• Instructions to follow:
Show all lines from the listing below that contain "meet".
**** Dataset records
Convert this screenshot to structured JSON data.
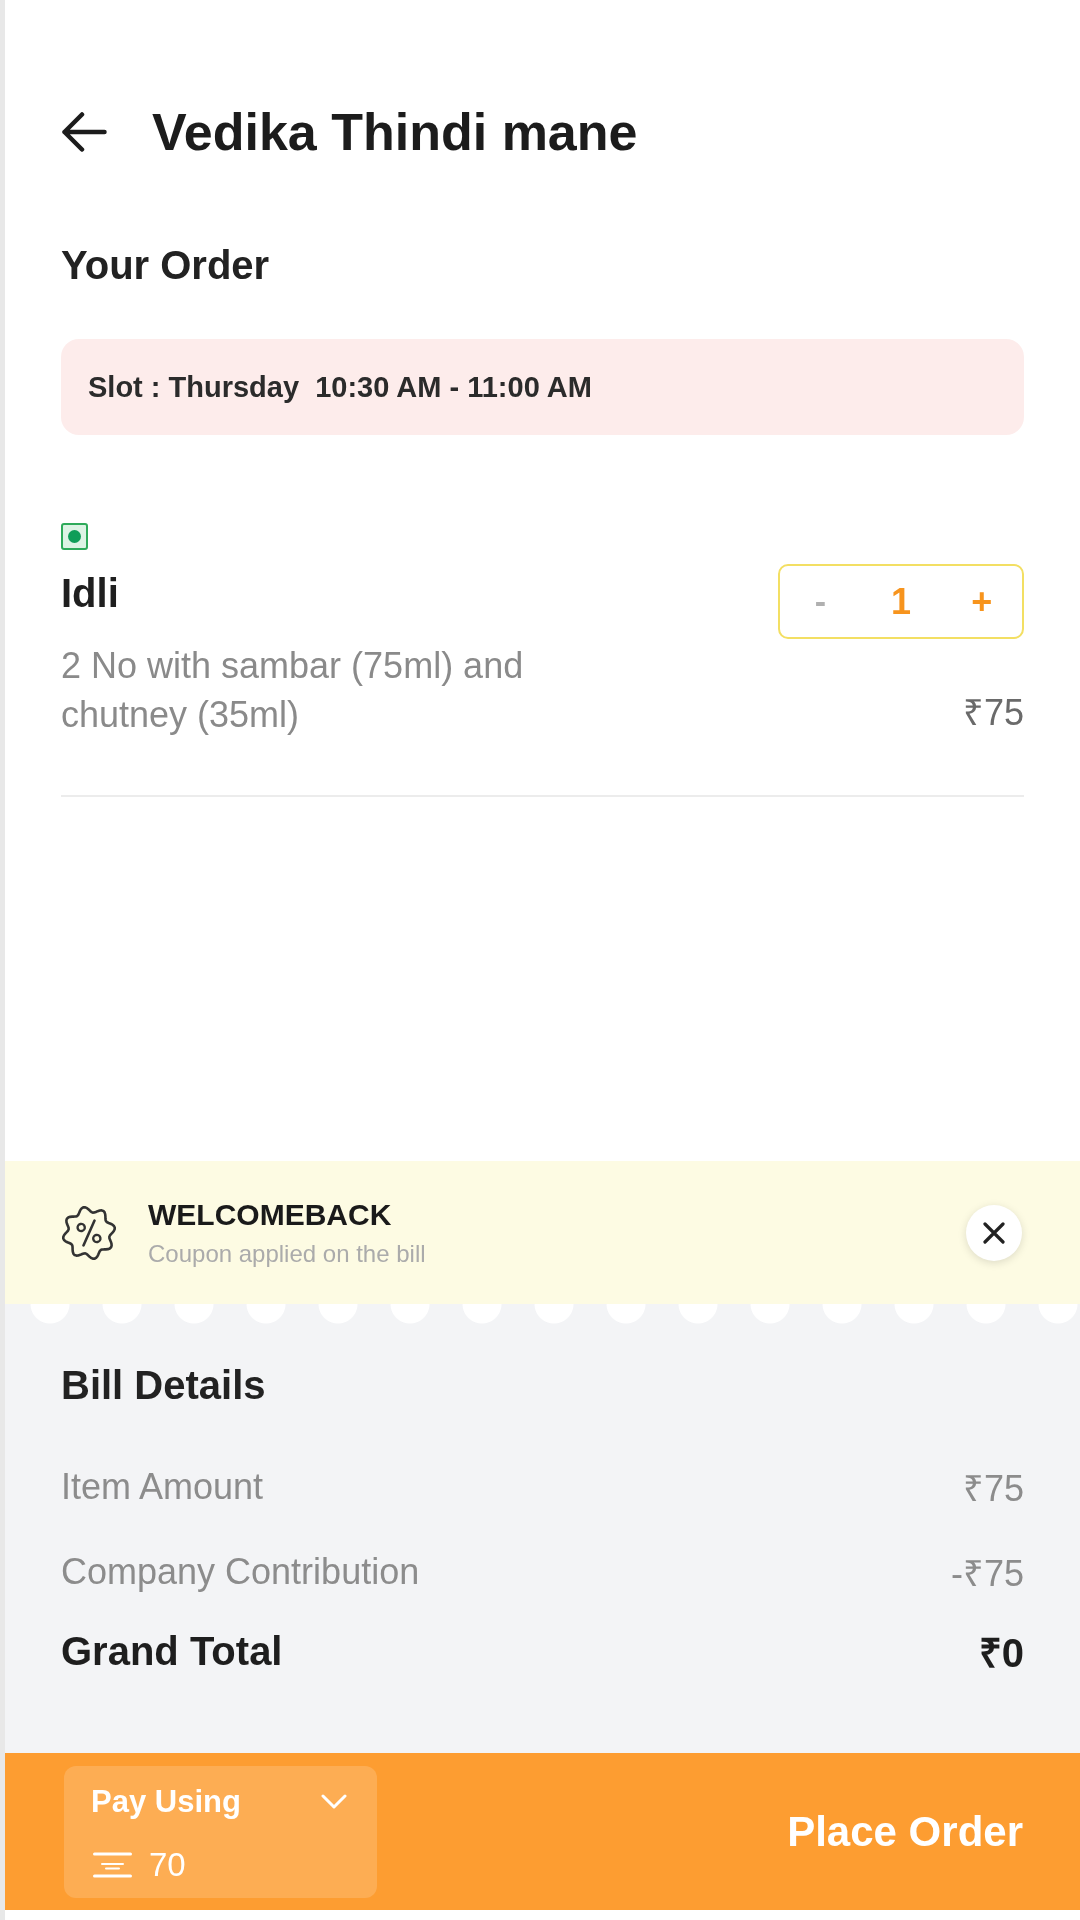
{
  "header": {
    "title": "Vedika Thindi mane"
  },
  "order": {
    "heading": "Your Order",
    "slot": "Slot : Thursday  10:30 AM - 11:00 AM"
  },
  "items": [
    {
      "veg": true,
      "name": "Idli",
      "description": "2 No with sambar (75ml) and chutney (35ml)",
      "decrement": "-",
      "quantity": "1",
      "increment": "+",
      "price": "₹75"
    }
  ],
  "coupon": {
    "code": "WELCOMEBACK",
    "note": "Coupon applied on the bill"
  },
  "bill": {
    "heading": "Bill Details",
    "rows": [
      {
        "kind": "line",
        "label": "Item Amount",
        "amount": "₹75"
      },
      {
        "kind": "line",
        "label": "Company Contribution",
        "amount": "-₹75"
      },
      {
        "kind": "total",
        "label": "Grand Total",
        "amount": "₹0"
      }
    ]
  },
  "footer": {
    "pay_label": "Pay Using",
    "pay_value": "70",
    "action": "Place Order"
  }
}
********
**** Dataset records
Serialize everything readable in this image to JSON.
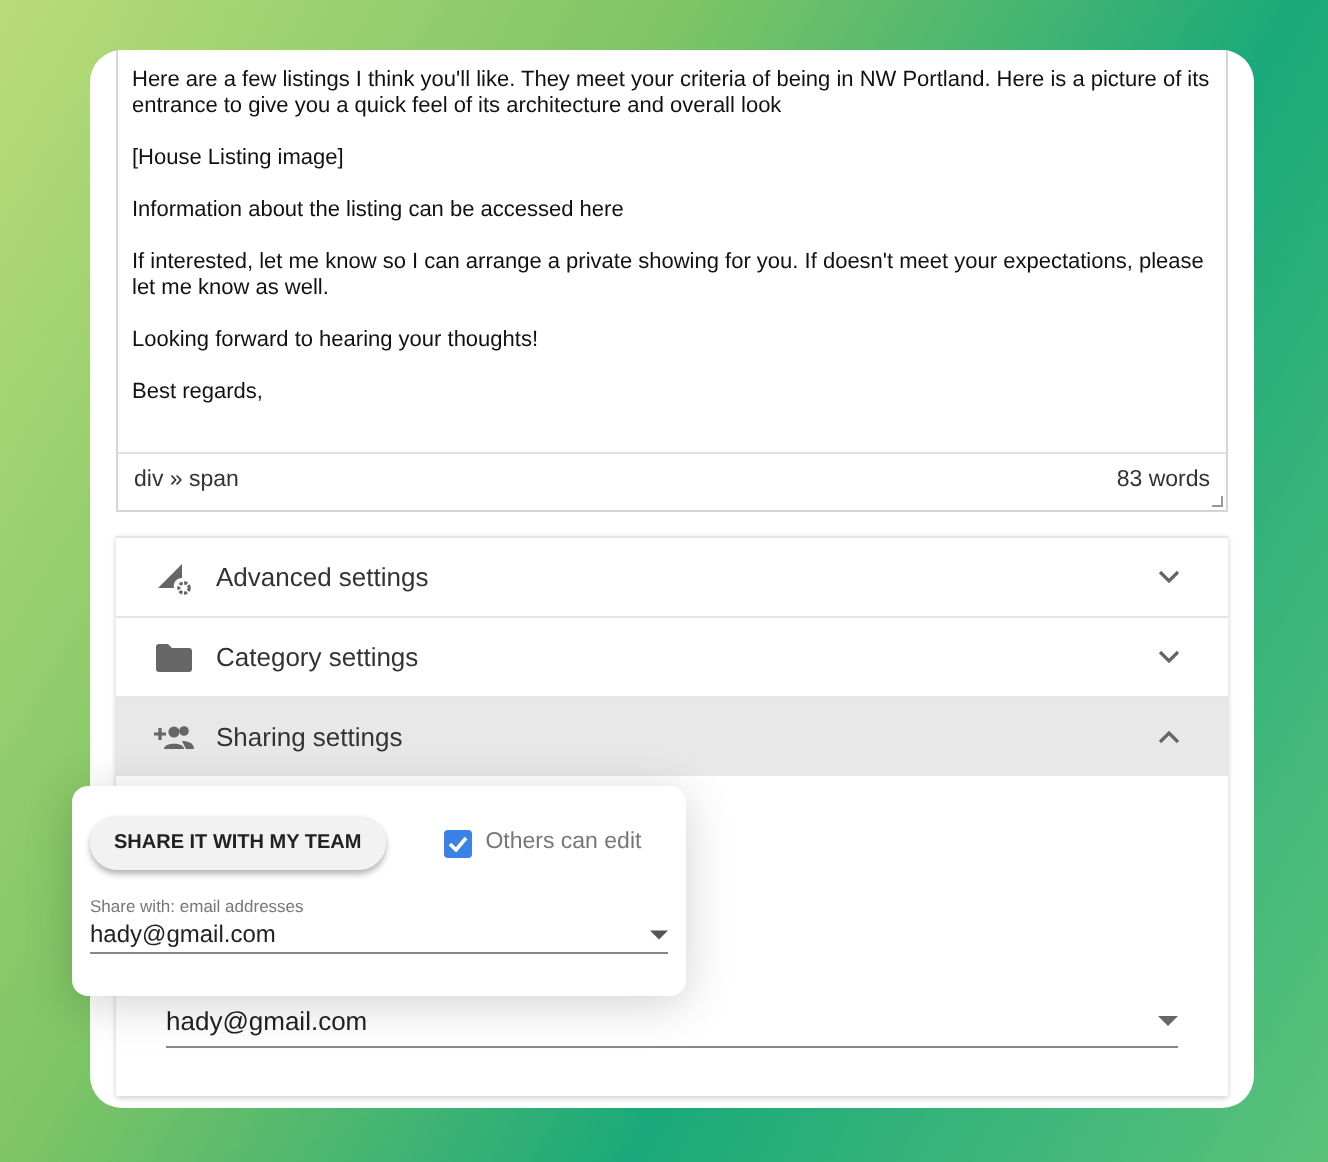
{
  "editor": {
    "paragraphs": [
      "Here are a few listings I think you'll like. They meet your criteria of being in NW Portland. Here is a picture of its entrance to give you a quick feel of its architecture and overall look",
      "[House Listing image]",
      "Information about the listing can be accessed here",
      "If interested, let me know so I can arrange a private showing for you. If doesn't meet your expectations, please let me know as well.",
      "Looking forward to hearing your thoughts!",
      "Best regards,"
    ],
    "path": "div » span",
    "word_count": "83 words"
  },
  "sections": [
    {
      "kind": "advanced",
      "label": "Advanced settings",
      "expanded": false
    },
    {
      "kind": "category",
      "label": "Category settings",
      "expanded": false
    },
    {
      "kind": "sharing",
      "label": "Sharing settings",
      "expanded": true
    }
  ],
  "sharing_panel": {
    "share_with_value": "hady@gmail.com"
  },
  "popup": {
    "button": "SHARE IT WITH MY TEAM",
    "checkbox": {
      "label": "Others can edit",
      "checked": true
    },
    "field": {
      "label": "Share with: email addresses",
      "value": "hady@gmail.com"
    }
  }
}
********
**** Dataset records
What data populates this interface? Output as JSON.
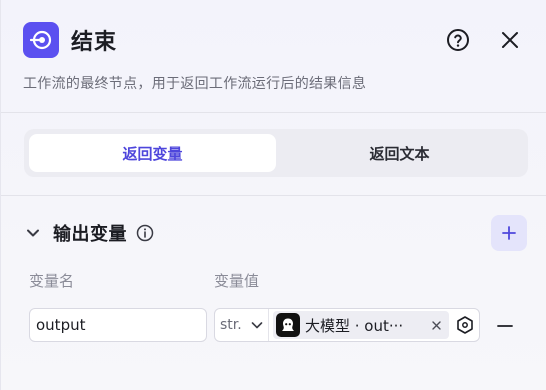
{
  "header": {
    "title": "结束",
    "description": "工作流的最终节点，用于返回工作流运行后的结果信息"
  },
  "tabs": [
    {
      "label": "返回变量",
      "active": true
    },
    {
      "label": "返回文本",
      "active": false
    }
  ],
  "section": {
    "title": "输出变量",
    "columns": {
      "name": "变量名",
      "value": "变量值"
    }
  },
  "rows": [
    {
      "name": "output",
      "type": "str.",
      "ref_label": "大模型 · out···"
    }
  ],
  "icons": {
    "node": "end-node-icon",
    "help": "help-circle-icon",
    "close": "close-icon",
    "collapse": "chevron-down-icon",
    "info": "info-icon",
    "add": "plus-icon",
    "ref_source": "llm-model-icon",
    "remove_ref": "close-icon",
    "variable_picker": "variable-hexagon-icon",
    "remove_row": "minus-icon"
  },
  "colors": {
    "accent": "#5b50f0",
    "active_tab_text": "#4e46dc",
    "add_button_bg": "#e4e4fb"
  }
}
********
• Final answer:
      "Here are a few listings I think you'll like. They meet your criteria of being in NW Portland. Here is a picture of its entrance to give you a quick feel of its architecture and overall look",
      "If interested, let me know so I can arrange a private showing for you. If doesn't meet your expectations, please let me know as well.",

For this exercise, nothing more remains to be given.